▼
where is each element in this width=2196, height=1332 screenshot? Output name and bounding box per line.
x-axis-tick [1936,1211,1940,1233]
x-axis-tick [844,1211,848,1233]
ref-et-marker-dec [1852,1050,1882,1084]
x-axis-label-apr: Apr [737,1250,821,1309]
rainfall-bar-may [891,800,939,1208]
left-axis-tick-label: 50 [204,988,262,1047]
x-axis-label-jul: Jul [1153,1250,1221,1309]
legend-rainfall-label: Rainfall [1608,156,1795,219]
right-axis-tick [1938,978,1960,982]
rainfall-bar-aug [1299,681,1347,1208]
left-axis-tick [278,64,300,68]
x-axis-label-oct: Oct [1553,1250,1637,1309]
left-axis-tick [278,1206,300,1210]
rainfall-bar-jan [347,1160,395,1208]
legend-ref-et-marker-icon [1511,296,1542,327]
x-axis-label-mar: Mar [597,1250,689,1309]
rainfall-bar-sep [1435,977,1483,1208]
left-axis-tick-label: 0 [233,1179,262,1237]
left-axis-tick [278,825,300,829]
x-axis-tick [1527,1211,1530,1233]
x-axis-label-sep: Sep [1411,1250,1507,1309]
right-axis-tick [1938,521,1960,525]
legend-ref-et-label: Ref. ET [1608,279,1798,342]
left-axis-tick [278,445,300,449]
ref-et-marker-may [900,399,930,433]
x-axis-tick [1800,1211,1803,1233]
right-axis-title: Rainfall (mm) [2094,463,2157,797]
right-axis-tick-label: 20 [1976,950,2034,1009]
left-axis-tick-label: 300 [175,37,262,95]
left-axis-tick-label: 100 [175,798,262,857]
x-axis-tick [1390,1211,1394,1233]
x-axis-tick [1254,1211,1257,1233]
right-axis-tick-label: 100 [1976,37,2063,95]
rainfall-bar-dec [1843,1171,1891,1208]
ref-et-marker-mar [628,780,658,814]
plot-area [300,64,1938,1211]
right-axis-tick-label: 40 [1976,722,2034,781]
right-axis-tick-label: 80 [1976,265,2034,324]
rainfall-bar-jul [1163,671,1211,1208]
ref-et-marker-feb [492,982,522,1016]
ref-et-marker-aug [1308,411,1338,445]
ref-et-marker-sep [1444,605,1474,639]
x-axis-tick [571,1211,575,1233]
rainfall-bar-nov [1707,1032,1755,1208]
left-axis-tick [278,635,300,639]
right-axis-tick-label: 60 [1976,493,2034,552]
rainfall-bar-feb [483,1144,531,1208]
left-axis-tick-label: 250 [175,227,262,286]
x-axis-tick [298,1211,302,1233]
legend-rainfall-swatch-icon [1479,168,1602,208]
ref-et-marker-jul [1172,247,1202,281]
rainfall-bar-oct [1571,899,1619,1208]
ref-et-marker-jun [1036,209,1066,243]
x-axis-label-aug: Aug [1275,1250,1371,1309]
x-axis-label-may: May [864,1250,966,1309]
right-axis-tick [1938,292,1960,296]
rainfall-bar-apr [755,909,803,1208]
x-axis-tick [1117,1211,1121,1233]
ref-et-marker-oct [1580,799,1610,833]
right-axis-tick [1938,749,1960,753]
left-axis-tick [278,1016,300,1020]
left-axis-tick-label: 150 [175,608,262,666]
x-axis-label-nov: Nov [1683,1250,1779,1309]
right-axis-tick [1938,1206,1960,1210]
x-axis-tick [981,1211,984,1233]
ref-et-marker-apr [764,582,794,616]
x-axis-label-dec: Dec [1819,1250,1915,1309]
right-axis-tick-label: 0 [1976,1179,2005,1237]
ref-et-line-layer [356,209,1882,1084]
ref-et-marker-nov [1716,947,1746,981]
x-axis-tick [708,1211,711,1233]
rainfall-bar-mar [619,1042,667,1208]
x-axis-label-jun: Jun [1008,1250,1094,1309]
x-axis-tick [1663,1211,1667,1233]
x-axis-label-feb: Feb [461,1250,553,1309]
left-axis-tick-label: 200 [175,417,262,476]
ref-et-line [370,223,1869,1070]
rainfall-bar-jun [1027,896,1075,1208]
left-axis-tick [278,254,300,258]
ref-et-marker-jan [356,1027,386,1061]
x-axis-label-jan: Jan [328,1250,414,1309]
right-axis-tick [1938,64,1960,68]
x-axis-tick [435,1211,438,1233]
▲
Work to complete:
Copy the records above word for word.

Solution for this exercise:
where is each element in this width=2196, height=1332 screenshot? Output name and bounding box per line.
x-axis-tick [1936,1211,1940,1233]
x-axis-tick [844,1211,848,1233]
ref-et-marker-dec [1852,1050,1882,1084]
x-axis-label-apr: Apr [737,1250,821,1309]
rainfall-bar-may [891,800,939,1208]
left-axis-tick-label: 50 [204,988,262,1047]
x-axis-label-jul: Jul [1153,1250,1221,1309]
legend-rainfall-label: Rainfall [1608,156,1795,219]
right-axis-tick [1938,978,1960,982]
rainfall-bar-aug [1299,681,1347,1208]
left-axis-tick [278,64,300,68]
x-axis-label-oct: Oct [1553,1250,1637,1309]
left-axis-tick [278,1206,300,1210]
rainfall-bar-jan [347,1160,395,1208]
legend-ref-et-marker-icon [1511,296,1542,327]
x-axis-label-mar: Mar [597,1250,689,1309]
rainfall-bar-sep [1435,977,1483,1208]
left-axis-tick-label: 0 [233,1179,262,1237]
left-axis-tick [278,825,300,829]
x-axis-tick [1527,1211,1530,1233]
x-axis-label-sep: Sep [1411,1250,1507,1309]
right-axis-tick [1938,521,1960,525]
legend-ref-et-label: Ref. ET [1608,279,1798,342]
left-axis-tick [278,445,300,449]
ref-et-marker-may [900,399,930,433]
x-axis-tick [1800,1211,1803,1233]
right-axis-title: Rainfall (mm) [2094,463,2157,797]
right-axis-tick-label: 20 [1976,950,2034,1009]
left-axis-tick-label: 300 [175,37,262,95]
left-axis-tick-label: 100 [175,798,262,857]
x-axis-tick [1390,1211,1394,1233]
x-axis-tick [1254,1211,1257,1233]
right-axis-tick-label: 100 [1976,37,2063,95]
rainfall-bar-dec [1843,1171,1891,1208]
ref-et-marker-mar [628,780,658,814]
plot-area [300,64,1938,1211]
right-axis-tick-label: 40 [1976,722,2034,781]
right-axis-tick-label: 80 [1976,265,2034,324]
rainfall-bar-jul [1163,671,1211,1208]
ref-et-marker-feb [492,982,522,1016]
ref-et-marker-aug [1308,411,1338,445]
ref-et-marker-sep [1444,605,1474,639]
x-axis-tick [571,1211,575,1233]
rainfall-bar-nov [1707,1032,1755,1208]
left-axis-tick [278,635,300,639]
right-axis-tick-label: 60 [1976,493,2034,552]
rainfall-bar-feb [483,1144,531,1208]
left-axis-tick-label: 250 [175,227,262,286]
x-axis-tick [298,1211,302,1233]
legend-rainfall-swatch-icon [1479,168,1602,208]
ref-et-marker-jul [1172,247,1202,281]
rainfall-bar-oct [1571,899,1619,1208]
ref-et-marker-jun [1036,209,1066,243]
x-axis-label-aug: Aug [1275,1250,1371,1309]
x-axis-label-may: May [864,1250,966,1309]
right-axis-tick [1938,292,1960,296]
rainfall-bar-apr [755,909,803,1208]
x-axis-tick [1117,1211,1121,1233]
ref-et-marker-oct [1580,799,1610,833]
right-axis-tick [1938,749,1960,753]
left-axis-tick [278,1016,300,1020]
left-axis-tick-label: 150 [175,608,262,666]
x-axis-label-nov: Nov [1683,1250,1779,1309]
right-axis-tick [1938,1206,1960,1210]
x-axis-tick [981,1211,984,1233]
ref-et-marker-apr [764,582,794,616]
x-axis-label-dec: Dec [1819,1250,1915,1309]
right-axis-tick-label: 0 [1976,1179,2005,1237]
ref-et-line-layer [356,209,1882,1084]
ref-et-marker-nov [1716,947,1746,981]
x-axis-tick [708,1211,711,1233]
rainfall-bar-mar [619,1042,667,1208]
x-axis-label-jun: Jun [1008,1250,1094,1309]
x-axis-tick [1663,1211,1667,1233]
x-axis-label-feb: Feb [461,1250,553,1309]
left-axis-tick-label: 200 [175,417,262,476]
ref-et-line [370,223,1869,1070]
rainfall-bar-jun [1027,896,1075,1208]
left-axis-tick [278,254,300,258]
ref-et-marker-jan [356,1027,386,1061]
x-axis-label-jan: Jan [328,1250,414,1309]
right-axis-tick [1938,64,1960,68]
x-axis-tick [435,1211,438,1233]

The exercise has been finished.